WORK INSTRUCTIONS — Look below and pull out each line with the word "they".

Collected data:
|---|

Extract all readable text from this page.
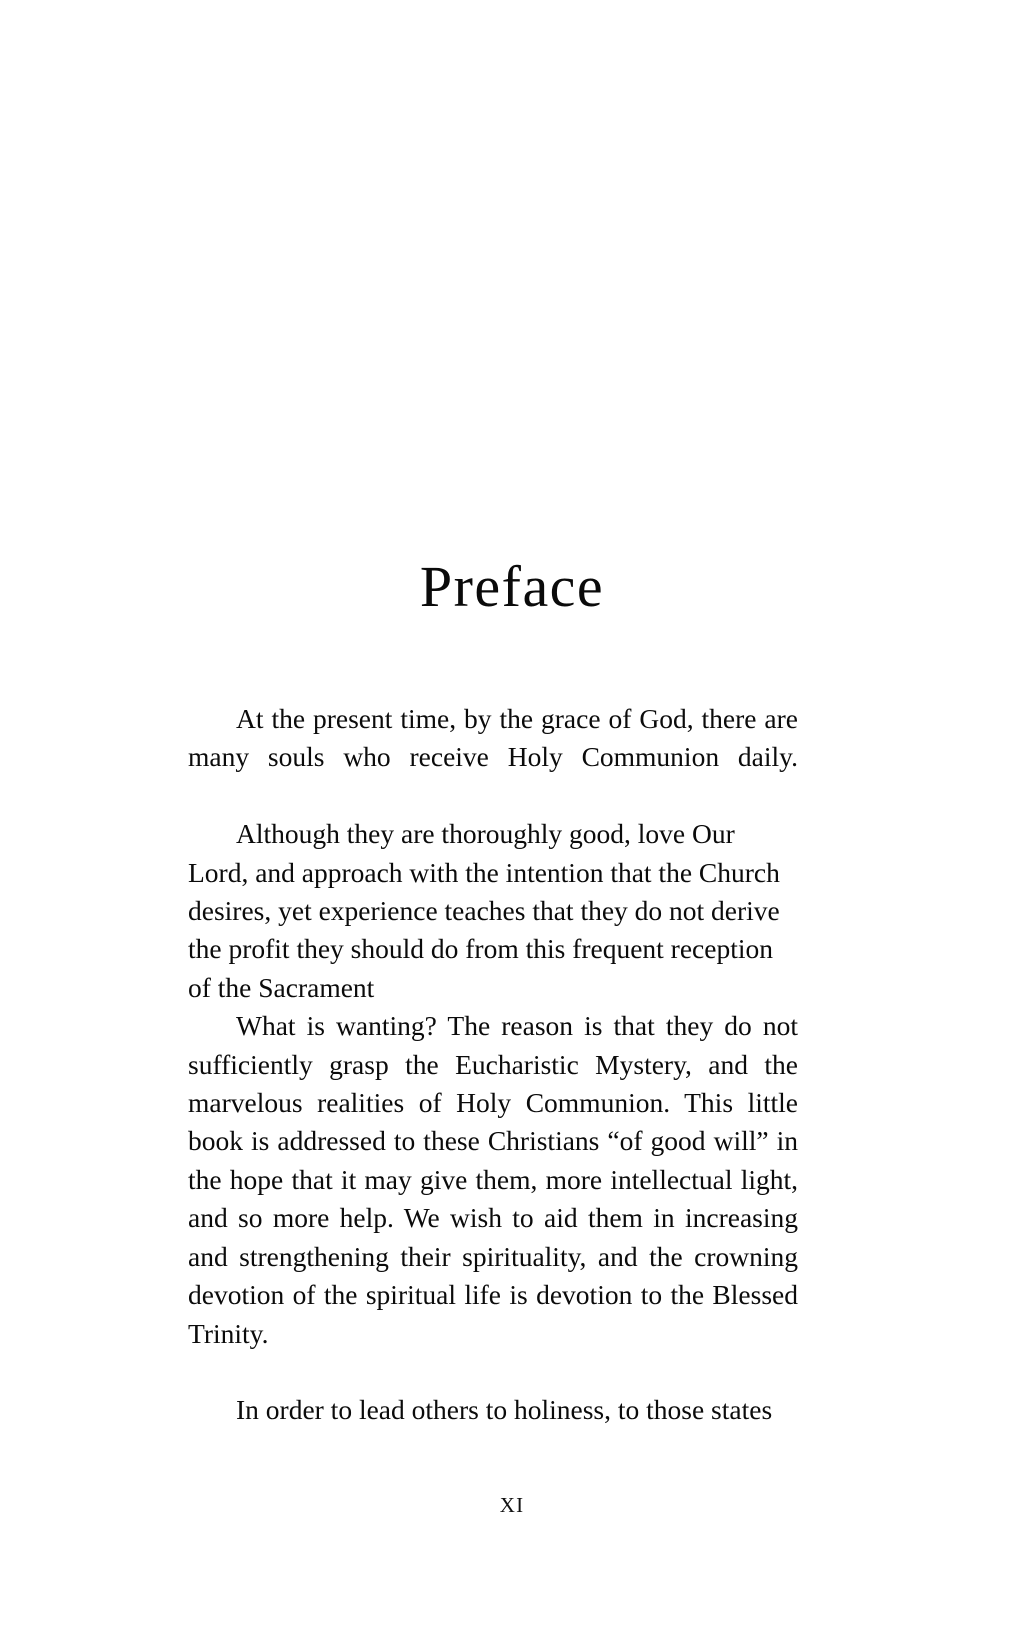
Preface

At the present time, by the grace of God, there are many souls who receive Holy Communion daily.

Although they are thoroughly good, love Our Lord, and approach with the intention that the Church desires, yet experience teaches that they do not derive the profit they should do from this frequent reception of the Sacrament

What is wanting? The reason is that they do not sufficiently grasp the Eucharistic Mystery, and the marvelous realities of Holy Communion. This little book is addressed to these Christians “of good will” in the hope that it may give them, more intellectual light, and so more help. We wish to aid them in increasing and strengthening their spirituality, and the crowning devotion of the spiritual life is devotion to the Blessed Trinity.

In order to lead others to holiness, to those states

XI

|---|

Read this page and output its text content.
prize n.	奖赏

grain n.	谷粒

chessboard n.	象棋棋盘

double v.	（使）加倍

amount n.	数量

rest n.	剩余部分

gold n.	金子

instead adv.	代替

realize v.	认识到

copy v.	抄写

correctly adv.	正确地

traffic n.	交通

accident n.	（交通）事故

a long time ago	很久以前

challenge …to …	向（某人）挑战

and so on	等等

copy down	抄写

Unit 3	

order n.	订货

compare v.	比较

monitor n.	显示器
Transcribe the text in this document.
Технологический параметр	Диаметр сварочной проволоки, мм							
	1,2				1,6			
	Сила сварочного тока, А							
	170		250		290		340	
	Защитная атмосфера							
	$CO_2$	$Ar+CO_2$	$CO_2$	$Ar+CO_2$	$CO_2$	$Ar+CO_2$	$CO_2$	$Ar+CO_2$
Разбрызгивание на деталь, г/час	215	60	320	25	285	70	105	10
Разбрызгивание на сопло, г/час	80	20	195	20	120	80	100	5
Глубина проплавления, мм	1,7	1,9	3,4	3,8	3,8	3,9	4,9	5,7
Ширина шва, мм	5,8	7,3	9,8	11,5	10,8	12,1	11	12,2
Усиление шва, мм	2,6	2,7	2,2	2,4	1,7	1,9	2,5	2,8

|---|

TASK RESULT —
Although they are thoroughly good, love Our Lord, and approach with the intention that the Church desires, yet experience teaches that they do not derive the profit they should do from this frequent reception of the Sacrament
What is wanting? The reason is that they do not sufficiently grasp the Eucharistic Mystery, and the marvelous realities of Holy Communion. This little book is addressed to these Christians “of good will” in the hope that it may give them, more intellectual light, and so more help. We wish to aid them in increasing and strengthening their spirituality, and the crowning devotion of the spiritual life is devotion to the Blessed Trinity.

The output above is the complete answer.